- [Stored rows]
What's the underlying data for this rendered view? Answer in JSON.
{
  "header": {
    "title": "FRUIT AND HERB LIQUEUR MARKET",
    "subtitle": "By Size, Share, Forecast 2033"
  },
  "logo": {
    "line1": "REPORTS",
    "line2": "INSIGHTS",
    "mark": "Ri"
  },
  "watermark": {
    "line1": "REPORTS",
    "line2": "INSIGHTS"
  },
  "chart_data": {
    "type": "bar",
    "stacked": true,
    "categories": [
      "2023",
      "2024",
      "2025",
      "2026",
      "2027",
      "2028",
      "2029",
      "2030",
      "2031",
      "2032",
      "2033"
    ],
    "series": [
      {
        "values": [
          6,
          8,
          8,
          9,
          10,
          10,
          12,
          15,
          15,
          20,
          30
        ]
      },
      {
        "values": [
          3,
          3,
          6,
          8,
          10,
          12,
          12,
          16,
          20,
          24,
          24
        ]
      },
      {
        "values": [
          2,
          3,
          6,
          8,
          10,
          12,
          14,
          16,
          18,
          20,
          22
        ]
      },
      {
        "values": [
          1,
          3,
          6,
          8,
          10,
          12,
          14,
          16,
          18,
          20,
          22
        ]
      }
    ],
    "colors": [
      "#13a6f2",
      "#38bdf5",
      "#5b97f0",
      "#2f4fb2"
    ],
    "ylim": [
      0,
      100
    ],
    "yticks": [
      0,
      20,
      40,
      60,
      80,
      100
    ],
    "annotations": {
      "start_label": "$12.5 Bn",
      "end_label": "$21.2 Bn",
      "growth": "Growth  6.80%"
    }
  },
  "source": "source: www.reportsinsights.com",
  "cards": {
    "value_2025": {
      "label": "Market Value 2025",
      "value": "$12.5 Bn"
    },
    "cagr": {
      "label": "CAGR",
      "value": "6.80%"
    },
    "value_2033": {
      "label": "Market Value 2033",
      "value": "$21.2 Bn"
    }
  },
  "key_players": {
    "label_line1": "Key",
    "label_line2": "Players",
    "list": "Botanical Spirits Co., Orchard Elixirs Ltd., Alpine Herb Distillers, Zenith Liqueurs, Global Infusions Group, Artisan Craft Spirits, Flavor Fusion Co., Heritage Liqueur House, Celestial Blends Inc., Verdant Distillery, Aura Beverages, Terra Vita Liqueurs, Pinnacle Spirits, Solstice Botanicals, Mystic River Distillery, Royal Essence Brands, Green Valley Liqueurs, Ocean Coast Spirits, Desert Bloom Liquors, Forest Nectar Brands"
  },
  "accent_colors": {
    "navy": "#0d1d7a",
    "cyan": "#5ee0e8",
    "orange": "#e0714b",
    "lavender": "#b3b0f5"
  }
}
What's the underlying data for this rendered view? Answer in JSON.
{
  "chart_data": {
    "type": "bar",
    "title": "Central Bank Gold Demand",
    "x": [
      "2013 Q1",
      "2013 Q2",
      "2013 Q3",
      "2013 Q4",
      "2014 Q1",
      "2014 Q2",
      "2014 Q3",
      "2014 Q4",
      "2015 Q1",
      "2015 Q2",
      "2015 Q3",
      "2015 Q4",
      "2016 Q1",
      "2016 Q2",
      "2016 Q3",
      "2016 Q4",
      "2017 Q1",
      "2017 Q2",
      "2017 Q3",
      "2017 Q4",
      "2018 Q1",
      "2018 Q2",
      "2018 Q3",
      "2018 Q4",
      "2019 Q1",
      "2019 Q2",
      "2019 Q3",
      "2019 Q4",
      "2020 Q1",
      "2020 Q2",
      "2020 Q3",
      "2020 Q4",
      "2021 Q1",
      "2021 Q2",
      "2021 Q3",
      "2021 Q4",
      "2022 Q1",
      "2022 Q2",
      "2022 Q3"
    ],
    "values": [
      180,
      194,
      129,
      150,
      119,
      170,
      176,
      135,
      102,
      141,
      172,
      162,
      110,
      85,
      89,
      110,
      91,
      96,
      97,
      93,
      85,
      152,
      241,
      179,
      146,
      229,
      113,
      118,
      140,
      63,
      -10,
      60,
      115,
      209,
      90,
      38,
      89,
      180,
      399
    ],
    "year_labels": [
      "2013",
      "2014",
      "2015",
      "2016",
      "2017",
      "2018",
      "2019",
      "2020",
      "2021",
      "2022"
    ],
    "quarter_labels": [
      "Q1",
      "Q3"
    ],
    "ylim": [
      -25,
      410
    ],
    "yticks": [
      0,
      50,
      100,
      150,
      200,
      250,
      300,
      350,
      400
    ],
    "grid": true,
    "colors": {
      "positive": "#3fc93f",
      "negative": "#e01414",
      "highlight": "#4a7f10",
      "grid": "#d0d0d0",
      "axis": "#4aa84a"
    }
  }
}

- [To be done] Print every line of the records exactly. Omit nothing.

- [Written answer]
What's the underlying data for this rendered view? Answer in JSON.
{
  "header": {
    "title": "FRUIT AND HERB LIQUEUR MARKET",
    "subtitle": "By Size, Share, Forecast 2033"
  },
  "logo": {
    "line1": "REPORTS",
    "line2": "INSIGHTS",
    "mark": "Ri"
  },
  "watermark": {
    "line1": "REPORTS",
    "line2": "INSIGHTS"
  },
  "chart_data": {
    "type": "bar",
    "stacked": true,
    "categories": [
      "2023",
      "2024",
      "2025",
      "2026",
      "2027",
      "2028",
      "2029",
      "2030",
      "2031",
      "2032",
      "2033"
    ],
    "series": [
      {
        "values": [
          6,
          8,
          8,
          9,
          10,
          10,
          12,
          15,
          15,
          20,
          30
        ]
      },
      {
        "values": [
          3,
          3,
          6,
          8,
          10,
          12,
          12,
          16,
          20,
          24,
          24
        ]
      },
      {
        "values": [
          2,
          3,
          6,
          8,
          10,
          12,
          14,
          16,
          18,
          20,
          22
        ]
      },
      {
        "values": [
          1,
          3,
          6,
          8,
          10,
          12,
          14,
          16,
          18,
          20,
          22
        ]
      }
    ],
    "colors": [
      "#13a6f2",
      "#38bdf5",
      "#5b97f0",
      "#2f4fb2"
    ],
    "ylim": [
      0,
      100
    ],
    "yticks": [
      0,
      20,
      40,
      60,
      80,
      100
    ],
    "annotations": {
      "start_label": "$12.5 Bn",
      "end_label": "$21.2 Bn",
      "growth": "Growth  6.80%"
    }
  },
  "source": "source: www.reportsinsights.com",
  "cards": {
    "value_2025": {
      "label": "Market Value 2025",
      "value": "$12.5 Bn"
    },
    "cagr": {
      "label": "CAGR",
      "value": "6.80%"
    },
    "value_2033": {
      "label": "Market Value 2033",
      "value": "$21.2 Bn"
    }
  },
  "key_players": {
    "label_line1": "Key",
    "label_line2": "Players",
    "list": "Botanical Spirits Co., Orchard Elixirs Ltd., Alpine Herb Distillers, Zenith Liqueurs, Global Infusions Group, Artisan Craft Spirits, Flavor Fusion Co., Heritage Liqueur House, Celestial Blends Inc., Verdant Distillery, Aura Beverages, Terra Vita Liqueurs, Pinnacle Spirits, Solstice Botanicals, Mystic River Distillery, Royal Essence Brands, Green Valley Liqueurs, Ocean Coast Spirits, Desert Bloom Liquors, Forest Nectar Brands"
  },
  "accent_colors": {
    "navy": "#0d1d7a",
    "cyan": "#5ee0e8",
    "orange": "#e0714b",
    "lavender": "#b3b0f5"
  }
}
What's the underlying data for this rendered view? Answer in JSON.
{
  "chart_data": {
    "type": "bar",
    "title": "Central Bank Gold Demand",
    "x": [
      "2013 Q1",
      "2013 Q2",
      "2013 Q3",
      "2013 Q4",
      "2014 Q1",
      "2014 Q2",
      "2014 Q3",
      "2014 Q4",
      "2015 Q1",
      "2015 Q2",
      "2015 Q3",
      "2015 Q4",
      "2016 Q1",
      "2016 Q2",
      "2016 Q3",
      "2016 Q4",
      "2017 Q1",
      "2017 Q2",
      "2017 Q3",
      "2017 Q4",
      "2018 Q1",
      "2018 Q2",
      "2018 Q3",
      "2018 Q4",
      "2019 Q1",
      "2019 Q2",
      "2019 Q3",
      "2019 Q4",
      "2020 Q1",
      "2020 Q2",
      "2020 Q3",
      "2020 Q4",
      "2021 Q1",
      "2021 Q2",
      "2021 Q3",
      "2021 Q4",
      "2022 Q1",
      "2022 Q2",
      "2022 Q3"
    ],
    "values": [
      180,
      194,
      129,
      150,
      119,
      170,
      176,
      135,
      102,
      141,
      172,
      162,
      110,
      85,
      89,
      110,
      91,
      96,
      97,
      93,
      85,
      152,
      241,
      179,
      146,
      229,
      113,
      118,
      140,
      63,
      -10,
      60,
      115,
      209,
      90,
      38,
      89,
      180,
      399
    ],
    "year_labels": [
      "2013",
      "2014",
      "2015",
      "2016",
      "2017",
      "2018",
      "2019",
      "2020",
      "2021",
      "2022"
    ],
    "quarter_labels": [
      "Q1",
      "Q3"
    ],
    "ylim": [
      -25,
      410
    ],
    "yticks": [
      0,
      50,
      100,
      150,
      200,
      250,
      300,
      350,
      400
    ],
    "grid": true,
    "colors": {
      "positive": "#3fc93f",
      "negative": "#e01414",
      "highlight": "#4a7f10",
      "grid": "#d0d0d0",
      "axis": "#4aa84a"
    }
  }
}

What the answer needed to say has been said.